[Element box records]
——

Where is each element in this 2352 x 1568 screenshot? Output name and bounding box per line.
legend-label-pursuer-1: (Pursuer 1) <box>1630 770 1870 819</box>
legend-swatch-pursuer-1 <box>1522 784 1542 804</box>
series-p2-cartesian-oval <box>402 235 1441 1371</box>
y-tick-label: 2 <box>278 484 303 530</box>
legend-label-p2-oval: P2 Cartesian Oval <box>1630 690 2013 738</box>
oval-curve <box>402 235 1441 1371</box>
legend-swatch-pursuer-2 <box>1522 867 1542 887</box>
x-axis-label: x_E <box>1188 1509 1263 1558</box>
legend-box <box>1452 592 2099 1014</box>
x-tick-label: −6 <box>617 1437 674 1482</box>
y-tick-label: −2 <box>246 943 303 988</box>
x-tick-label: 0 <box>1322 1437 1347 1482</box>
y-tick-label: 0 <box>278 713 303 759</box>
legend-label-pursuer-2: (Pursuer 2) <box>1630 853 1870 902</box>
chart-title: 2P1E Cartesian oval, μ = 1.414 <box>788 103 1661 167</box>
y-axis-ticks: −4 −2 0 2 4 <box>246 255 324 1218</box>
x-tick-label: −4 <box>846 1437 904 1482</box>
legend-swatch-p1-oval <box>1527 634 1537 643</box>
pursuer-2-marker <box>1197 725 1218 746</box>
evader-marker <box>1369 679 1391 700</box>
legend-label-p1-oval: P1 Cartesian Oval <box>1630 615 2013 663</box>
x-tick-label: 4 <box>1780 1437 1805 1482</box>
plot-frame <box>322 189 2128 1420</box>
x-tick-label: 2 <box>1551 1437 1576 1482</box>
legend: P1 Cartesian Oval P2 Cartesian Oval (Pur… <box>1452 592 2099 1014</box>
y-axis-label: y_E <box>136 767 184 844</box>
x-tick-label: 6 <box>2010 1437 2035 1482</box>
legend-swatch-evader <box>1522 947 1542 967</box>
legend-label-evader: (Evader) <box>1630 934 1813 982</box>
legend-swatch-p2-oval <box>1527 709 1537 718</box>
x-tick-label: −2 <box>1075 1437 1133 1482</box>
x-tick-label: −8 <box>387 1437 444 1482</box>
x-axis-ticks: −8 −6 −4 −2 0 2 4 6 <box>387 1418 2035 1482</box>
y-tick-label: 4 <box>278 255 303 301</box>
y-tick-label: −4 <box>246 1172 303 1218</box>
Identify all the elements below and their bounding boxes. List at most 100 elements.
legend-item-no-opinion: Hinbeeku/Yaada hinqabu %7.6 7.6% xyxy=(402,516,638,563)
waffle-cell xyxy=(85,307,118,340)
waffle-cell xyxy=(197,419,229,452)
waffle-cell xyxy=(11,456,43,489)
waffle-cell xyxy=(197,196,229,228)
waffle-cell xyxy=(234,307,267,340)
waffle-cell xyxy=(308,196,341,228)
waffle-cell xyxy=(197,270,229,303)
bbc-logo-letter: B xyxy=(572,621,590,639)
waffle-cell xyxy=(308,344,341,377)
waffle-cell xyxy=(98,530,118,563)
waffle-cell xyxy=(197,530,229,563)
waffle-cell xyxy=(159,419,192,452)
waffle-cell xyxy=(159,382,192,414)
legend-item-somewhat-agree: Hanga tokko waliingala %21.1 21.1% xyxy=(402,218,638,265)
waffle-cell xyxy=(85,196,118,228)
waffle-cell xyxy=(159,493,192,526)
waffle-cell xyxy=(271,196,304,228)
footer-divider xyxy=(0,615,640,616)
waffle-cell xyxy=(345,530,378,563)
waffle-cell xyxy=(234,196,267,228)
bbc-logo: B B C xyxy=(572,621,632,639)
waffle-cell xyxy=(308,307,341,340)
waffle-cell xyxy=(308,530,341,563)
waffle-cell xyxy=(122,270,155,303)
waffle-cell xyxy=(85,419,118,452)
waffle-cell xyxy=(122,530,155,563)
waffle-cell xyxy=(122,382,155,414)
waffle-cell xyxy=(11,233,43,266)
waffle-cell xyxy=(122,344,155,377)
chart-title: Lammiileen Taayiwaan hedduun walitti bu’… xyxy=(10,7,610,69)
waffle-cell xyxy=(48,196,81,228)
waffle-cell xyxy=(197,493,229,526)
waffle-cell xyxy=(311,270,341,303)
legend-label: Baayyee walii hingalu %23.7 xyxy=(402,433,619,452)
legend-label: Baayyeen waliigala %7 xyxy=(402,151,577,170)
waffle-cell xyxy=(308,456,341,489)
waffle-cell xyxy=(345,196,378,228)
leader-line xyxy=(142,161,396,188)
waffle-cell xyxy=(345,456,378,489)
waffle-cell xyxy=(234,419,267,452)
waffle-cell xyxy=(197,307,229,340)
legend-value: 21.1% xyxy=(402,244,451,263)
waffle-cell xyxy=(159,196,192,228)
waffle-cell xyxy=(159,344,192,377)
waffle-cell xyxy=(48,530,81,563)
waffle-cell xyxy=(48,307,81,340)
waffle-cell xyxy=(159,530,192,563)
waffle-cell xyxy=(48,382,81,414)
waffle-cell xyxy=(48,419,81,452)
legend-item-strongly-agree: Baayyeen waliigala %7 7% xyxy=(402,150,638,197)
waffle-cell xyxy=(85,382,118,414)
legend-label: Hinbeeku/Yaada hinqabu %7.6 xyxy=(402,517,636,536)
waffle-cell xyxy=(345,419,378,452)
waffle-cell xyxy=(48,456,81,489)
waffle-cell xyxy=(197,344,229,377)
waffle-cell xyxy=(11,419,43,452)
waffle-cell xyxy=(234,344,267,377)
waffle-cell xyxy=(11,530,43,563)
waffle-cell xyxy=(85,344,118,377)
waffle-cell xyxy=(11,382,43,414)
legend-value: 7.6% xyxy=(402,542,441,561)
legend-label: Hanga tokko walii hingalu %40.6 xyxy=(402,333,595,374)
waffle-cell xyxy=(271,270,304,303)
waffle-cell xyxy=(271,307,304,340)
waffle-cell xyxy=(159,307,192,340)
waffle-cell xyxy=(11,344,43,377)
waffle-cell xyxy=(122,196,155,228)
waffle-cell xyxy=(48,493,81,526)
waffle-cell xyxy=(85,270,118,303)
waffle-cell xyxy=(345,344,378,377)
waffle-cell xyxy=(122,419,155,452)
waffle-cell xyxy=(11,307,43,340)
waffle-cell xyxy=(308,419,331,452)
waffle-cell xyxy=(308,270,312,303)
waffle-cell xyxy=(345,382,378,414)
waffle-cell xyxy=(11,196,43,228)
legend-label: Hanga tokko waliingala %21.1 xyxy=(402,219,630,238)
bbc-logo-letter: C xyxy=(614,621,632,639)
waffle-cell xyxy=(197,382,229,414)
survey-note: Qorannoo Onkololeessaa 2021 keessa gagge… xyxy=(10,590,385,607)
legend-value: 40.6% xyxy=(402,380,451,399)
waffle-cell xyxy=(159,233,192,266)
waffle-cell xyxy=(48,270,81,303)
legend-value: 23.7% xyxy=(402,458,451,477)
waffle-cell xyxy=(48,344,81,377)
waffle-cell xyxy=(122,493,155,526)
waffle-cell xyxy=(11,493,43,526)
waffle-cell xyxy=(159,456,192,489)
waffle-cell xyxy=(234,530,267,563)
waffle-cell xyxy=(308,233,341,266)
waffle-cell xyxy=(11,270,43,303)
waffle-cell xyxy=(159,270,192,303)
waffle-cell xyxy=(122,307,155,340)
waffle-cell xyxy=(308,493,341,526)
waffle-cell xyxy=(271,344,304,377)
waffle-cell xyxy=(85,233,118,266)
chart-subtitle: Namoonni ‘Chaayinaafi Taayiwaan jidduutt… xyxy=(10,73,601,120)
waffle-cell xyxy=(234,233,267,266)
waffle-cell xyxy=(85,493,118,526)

——

Write out every line of the records above word for word, without leaving any out or changing anything.

» **Result**
Where is each element in this 2352 x 1568 screenshot? Output name and bounding box per line.
legend-label-pursuer-1: (Pursuer 1) <box>1630 770 1870 819</box>
legend-swatch-pursuer-1 <box>1522 784 1542 804</box>
series-p2-cartesian-oval <box>402 235 1441 1371</box>
y-tick-label: 2 <box>278 484 303 530</box>
legend-label-p2-oval: P2 Cartesian Oval <box>1630 690 2013 738</box>
oval-curve <box>402 235 1441 1371</box>
legend-swatch-pursuer-2 <box>1522 867 1542 887</box>
x-axis-label: x_E <box>1188 1509 1263 1558</box>
legend-box <box>1452 592 2099 1014</box>
x-tick-label: −6 <box>617 1437 674 1482</box>
y-tick-label: −2 <box>246 943 303 988</box>
x-tick-label: 0 <box>1322 1437 1347 1482</box>
y-tick-label: 0 <box>278 713 303 759</box>
legend-label-pursuer-2: (Pursuer 2) <box>1630 853 1870 902</box>
chart-title: 2P1E Cartesian oval, μ = 1.414 <box>788 103 1661 167</box>
y-axis-ticks: −4 −2 0 2 4 <box>246 255 324 1218</box>
x-tick-label: −4 <box>846 1437 904 1482</box>
legend-swatch-p1-oval <box>1527 634 1537 643</box>
pursuer-2-marker <box>1197 725 1218 746</box>
evader-marker <box>1369 679 1391 700</box>
legend-label-p1-oval: P1 Cartesian Oval <box>1630 615 2013 663</box>
x-tick-label: 4 <box>1780 1437 1805 1482</box>
plot-frame <box>322 189 2128 1420</box>
x-tick-label: 2 <box>1551 1437 1576 1482</box>
legend: P1 Cartesian Oval P2 Cartesian Oval (Pur… <box>1452 592 2099 1014</box>
y-axis-label: y_E <box>136 767 184 844</box>
x-tick-label: 6 <box>2010 1437 2035 1482</box>
legend-swatch-evader <box>1522 947 1542 967</box>
legend-label-evader: (Evader) <box>1630 934 1813 982</box>
legend-swatch-p2-oval <box>1527 709 1537 718</box>
x-tick-label: −2 <box>1075 1437 1133 1482</box>
x-tick-label: −8 <box>387 1437 444 1482</box>
x-axis-ticks: −8 −6 −4 −2 0 2 4 6 <box>387 1418 2035 1482</box>
y-tick-label: 4 <box>278 255 303 301</box>
y-tick-label: −4 <box>246 1172 303 1218</box>
Identify all the elements below and their bounding boxes. List at most 100 elements.
legend-item-no-opinion: Hinbeeku/Yaada hinqabu %7.6 7.6% xyxy=(402,516,638,563)
waffle-cell xyxy=(85,307,118,340)
waffle-cell xyxy=(197,419,229,452)
waffle-cell xyxy=(11,456,43,489)
waffle-cell xyxy=(197,196,229,228)
waffle-cell xyxy=(234,307,267,340)
waffle-cell xyxy=(308,196,341,228)
waffle-cell xyxy=(197,270,229,303)
bbc-logo-letter: B xyxy=(572,621,590,639)
waffle-cell xyxy=(308,344,341,377)
waffle-cell xyxy=(98,530,118,563)
waffle-cell xyxy=(197,530,229,563)
waffle-cell xyxy=(159,419,192,452)
waffle-cell xyxy=(159,382,192,414)
legend-item-somewhat-agree: Hanga tokko waliingala %21.1 21.1% xyxy=(402,218,638,265)
waffle-cell xyxy=(85,196,118,228)
waffle-cell xyxy=(159,493,192,526)
waffle-cell xyxy=(271,196,304,228)
footer-divider xyxy=(0,615,640,616)
waffle-cell xyxy=(345,530,378,563)
waffle-cell xyxy=(234,196,267,228)
bbc-logo: B B C xyxy=(572,621,632,639)
waffle-cell xyxy=(308,307,341,340)
waffle-cell xyxy=(308,530,341,563)
waffle-cell xyxy=(122,270,155,303)
waffle-cell xyxy=(85,419,118,452)
waffle-cell xyxy=(122,530,155,563)
waffle-cell xyxy=(122,382,155,414)
waffle-cell xyxy=(11,233,43,266)
waffle-cell xyxy=(122,344,155,377)
chart-title: Lammiileen Taayiwaan hedduun walitti bu’… xyxy=(10,7,610,69)
waffle-cell xyxy=(48,196,81,228)
waffle-cell xyxy=(197,493,229,526)
waffle-cell xyxy=(311,270,341,303)
legend-label: Baayyee walii hingalu %23.7 xyxy=(402,433,619,452)
legend-label: Baayyeen waliigala %7 xyxy=(402,151,577,170)
waffle-cell xyxy=(308,456,341,489)
waffle-cell xyxy=(345,196,378,228)
leader-line xyxy=(142,161,396,188)
waffle-cell xyxy=(345,456,378,489)
waffle-cell xyxy=(234,419,267,452)
waffle-cell xyxy=(197,307,229,340)
legend-value: 21.1% xyxy=(402,244,451,263)
waffle-cell xyxy=(159,196,192,228)
waffle-cell xyxy=(159,344,192,377)
waffle-cell xyxy=(48,530,81,563)
waffle-cell xyxy=(48,307,81,340)
waffle-cell xyxy=(159,530,192,563)
waffle-cell xyxy=(48,382,81,414)
waffle-cell xyxy=(48,419,81,452)
legend-item-strongly-agree: Baayyeen waliigala %7 7% xyxy=(402,150,638,197)
waffle-cell xyxy=(85,382,118,414)
legend-label: Hinbeeku/Yaada hinqabu %7.6 xyxy=(402,517,636,536)
waffle-cell xyxy=(345,419,378,452)
waffle-cell xyxy=(48,456,81,489)
waffle-cell xyxy=(197,344,229,377)
waffle-cell xyxy=(11,419,43,452)
waffle-cell xyxy=(234,344,267,377)
waffle-cell xyxy=(11,530,43,563)
waffle-cell xyxy=(85,344,118,377)
waffle-cell xyxy=(11,382,43,414)
legend-value: 7.6% xyxy=(402,542,441,561)
legend-label: Hanga tokko walii hingalu %40.6 xyxy=(402,333,595,374)
waffle-cell xyxy=(271,270,304,303)
waffle-cell xyxy=(271,307,304,340)
waffle-cell xyxy=(159,307,192,340)
waffle-cell xyxy=(11,344,43,377)
waffle-cell xyxy=(122,196,155,228)
waffle-cell xyxy=(48,493,81,526)
waffle-cell xyxy=(85,270,118,303)
waffle-cell xyxy=(345,344,378,377)
waffle-cell xyxy=(122,419,155,452)
waffle-cell xyxy=(11,307,43,340)
waffle-cell xyxy=(308,419,331,452)
waffle-cell xyxy=(308,270,312,303)
waffle-cell xyxy=(345,382,378,414)
waffle-cell xyxy=(11,196,43,228)
legend-label: Hanga tokko waliingala %21.1 xyxy=(402,219,630,238)
bbc-logo-letter: C xyxy=(614,621,632,639)
waffle-cell xyxy=(197,382,229,414)
survey-note: Qorannoo Onkololeessaa 2021 keessa gagge… xyxy=(10,590,385,607)
legend-value: 40.6% xyxy=(402,380,451,399)
waffle-cell xyxy=(159,233,192,266)
waffle-cell xyxy=(48,270,81,303)
legend-value: 23.7% xyxy=(402,458,451,477)
waffle-cell xyxy=(48,344,81,377)
waffle-cell xyxy=(122,493,155,526)
waffle-cell xyxy=(11,493,43,526)
waffle-cell xyxy=(159,456,192,489)
waffle-cell xyxy=(234,530,267,563)
waffle-cell xyxy=(308,233,341,266)
waffle-cell xyxy=(11,270,43,303)
waffle-cell xyxy=(159,270,192,303)
waffle-cell xyxy=(122,307,155,340)
waffle-cell xyxy=(308,493,341,526)
waffle-cell xyxy=(271,344,304,377)
waffle-cell xyxy=(85,233,118,266)
chart-subtitle: Namoonni ‘Chaayinaafi Taayiwaan jidduutt… xyxy=(10,73,601,120)
waffle-cell xyxy=(234,233,267,266)
waffle-cell xyxy=(85,493,118,526)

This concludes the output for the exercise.